What to work on: Omit the pictures, then reproduce every remaining record exactly.
_ _ _ _ _ _ _
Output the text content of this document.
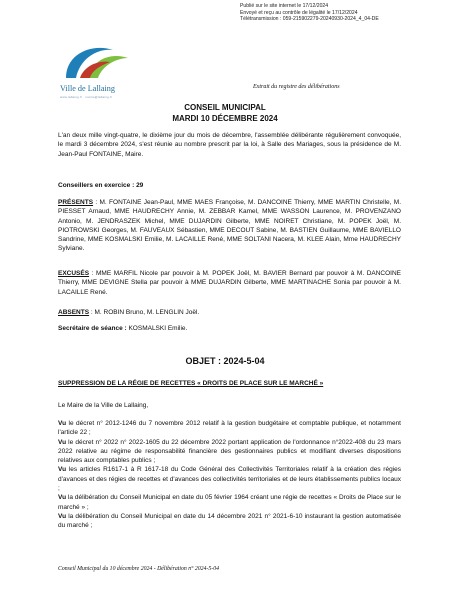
Publié sur le site internet le 17/12/2024
Envoyé et reçu au contrôle de légalité le 17/12/2024
Télétransmission : 059-215902279-20240930-2024_4_04-DE
Ville de Lallaing
www.lallaing.fr · mairie@lallaing.fr
Extrait du registre des délibérations
CONSEIL MUNICIPAL
MARDI 10 DÉCEMBRE 2024
L'an deux mille vingt-quatre, le dixième jour du mois de décembre, l'assemblée délibérante régulièrement convoquée, le mardi 3 décembre 2024, s'est réunie au nombre prescrit par la loi, à Salle des Mariages, sous la présidence de M. Jean-Paul FONTAINE, Maire.
Conseillers en exercice : 29
PRÉSENTS : M. FONTAINE Jean-Paul, MME MAES Françoise, M. DANCOINE Thierry, MME MARTIN Christelle, M. PIESSET Arnaud, MME HAUDRECHY Annie, M. ZEBBAR Kamel, MME WASSON Laurence, M. PROVENZANO Antonio, M. JENDRASZEK Michel, MME DUJARDIN Gilberte, MME NOIRET Christiane, M. POPEK Joël, M. PIOTROWSKI Georges, M. FAUVEAUX Sébastien, MME DECOUT Sabine, M. BASTIEN Guillaume, MME BAVIELLO Sandrine, MME KOSMALSKI Emilie, M. LACAILLE René, MME SOLTANI Nacera, M. KLEE Alain, Mme HAUDRECHY Sylviane.
EXCUSÉS : MME MARFIL Nicole par pouvoir à M. POPEK Joël, M. BAVIER Bernard par pouvoir à M. DANCOINE Thierry, MME DEVIGNE Stella par pouvoir à MME DUJARDIN Gilberte, MME MARTINACHE Sonia par pouvoir à M. LACAILLE René.
ABSENTS : M. ROBIN Bruno, M. LENGLIN Joël.
Secrétaire de séance : KOSMALSKI Emilie.
OBJET : 2024-5-04
SUPPRESSION DE LA RÉGIE DE RECETTES « DROITS DE PLACE SUR LE MARCHÉ »
Le Maire de la Ville de Lallaing,
Vu le décret n° 2012-1246 du 7 novembre 2012 relatif à la gestion budgétaire et comptable publique, et notamment l'article 22 ;
Vu le décret n° 2022 n° 2022-1605 du 22 décembre 2022 portant application de l'ordonnance n°2022-408 du 23 mars 2022 relative au régime de responsabilité financière des gestionnaires publics et modifiant diverses dispositions relatives aux comptables publics ;
Vu les articles R1617-1 à R 1617-18 du Code Général des Collectivités Territoriales relatif à la création des régies d'avances et des régies de recettes et d'avances des collectivités territoriales et de leurs établissements publics locaux ;
Vu la délibération du Conseil Municipal en date du 05 février 1964 créant une régie de recettes « Droits de Place sur le marché » ;
Vu la délibération du Conseil Municipal en date du 14 décembre 2021 n° 2021-6-10 instaurant la gestion automatisée du marché ;
Conseil Municipal du 10 décembre 2024 - Délibération n° 2024-5-04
_ _ _ _ _ _ _
Answer to the task:
Output the text content of this document.
Publié sur le site internet le 17/12/2024
Envoyé et reçu au contrôle de légalité le 17/12/2024
Télétransmission : 059-215902279-20240930-2024_4_04-DE
Ville de Lallaing
www.lallaing.fr · mairie@lallaing.fr
Extrait du registre des délibérations
CONSEIL MUNICIPAL
MARDI 10 DÉCEMBRE 2024
L'an deux mille vingt-quatre, le dixième jour du mois de décembre, l'assemblée délibérante régulièrement convoquée, le mardi 3 décembre 2024, s'est réunie au nombre prescrit par la loi, à Salle des Mariages, sous la présidence de M. Jean-Paul FONTAINE, Maire.
Conseillers en exercice : 29
PRÉSENTS : M. FONTAINE Jean-Paul, MME MAES Françoise, M. DANCOINE Thierry, MME MARTIN Christelle, M. PIESSET Arnaud, MME HAUDRECHY Annie, M. ZEBBAR Kamel, MME WASSON Laurence, M. PROVENZANO Antonio, M. JENDRASZEK Michel, MME DUJARDIN Gilberte, MME NOIRET Christiane, M. POPEK Joël, M. PIOTROWSKI Georges, M. FAUVEAUX Sébastien, MME DECOUT Sabine, M. BASTIEN Guillaume, MME BAVIELLO Sandrine, MME KOSMALSKI Emilie, M. LACAILLE René, MME SOLTANI Nacera, M. KLEE Alain, Mme HAUDRECHY Sylviane.
EXCUSÉS : MME MARFIL Nicole par pouvoir à M. POPEK Joël, M. BAVIER Bernard par pouvoir à M. DANCOINE Thierry, MME DEVIGNE Stella par pouvoir à MME DUJARDIN Gilberte, MME MARTINACHE Sonia par pouvoir à M. LACAILLE René.
ABSENTS : M. ROBIN Bruno, M. LENGLIN Joël.
Secrétaire de séance : KOSMALSKI Emilie.
OBJET : 2024-5-04
SUPPRESSION DE LA RÉGIE DE RECETTES « DROITS DE PLACE SUR LE MARCHÉ »
Le Maire de la Ville de Lallaing,
Vu le décret n° 2012-1246 du 7 novembre 2012 relatif à la gestion budgétaire et comptable publique, et notamment l'article 22 ;
Vu le décret n° 2022 n° 2022-1605 du 22 décembre 2022 portant application de l'ordonnance n°2022-408 du 23 mars 2022 relative au régime de responsabilité financière des gestionnaires publics et modifiant diverses dispositions relatives aux comptables publics ;
Vu les articles R1617-1 à R 1617-18 du Code Général des Collectivités Territoriales relatif à la création des régies d'avances et des régies de recettes et d'avances des collectivités territoriales et de leurs établissements publics locaux ;
Vu la délibération du Conseil Municipal en date du 05 février 1964 créant une régie de recettes « Droits de Place sur le marché » ;
Vu la délibération du Conseil Municipal en date du 14 décembre 2021 n° 2021-6-10 instaurant la gestion automatisée du marché ;
Conseil Municipal du 10 décembre 2024 - Délibération n° 2024-5-04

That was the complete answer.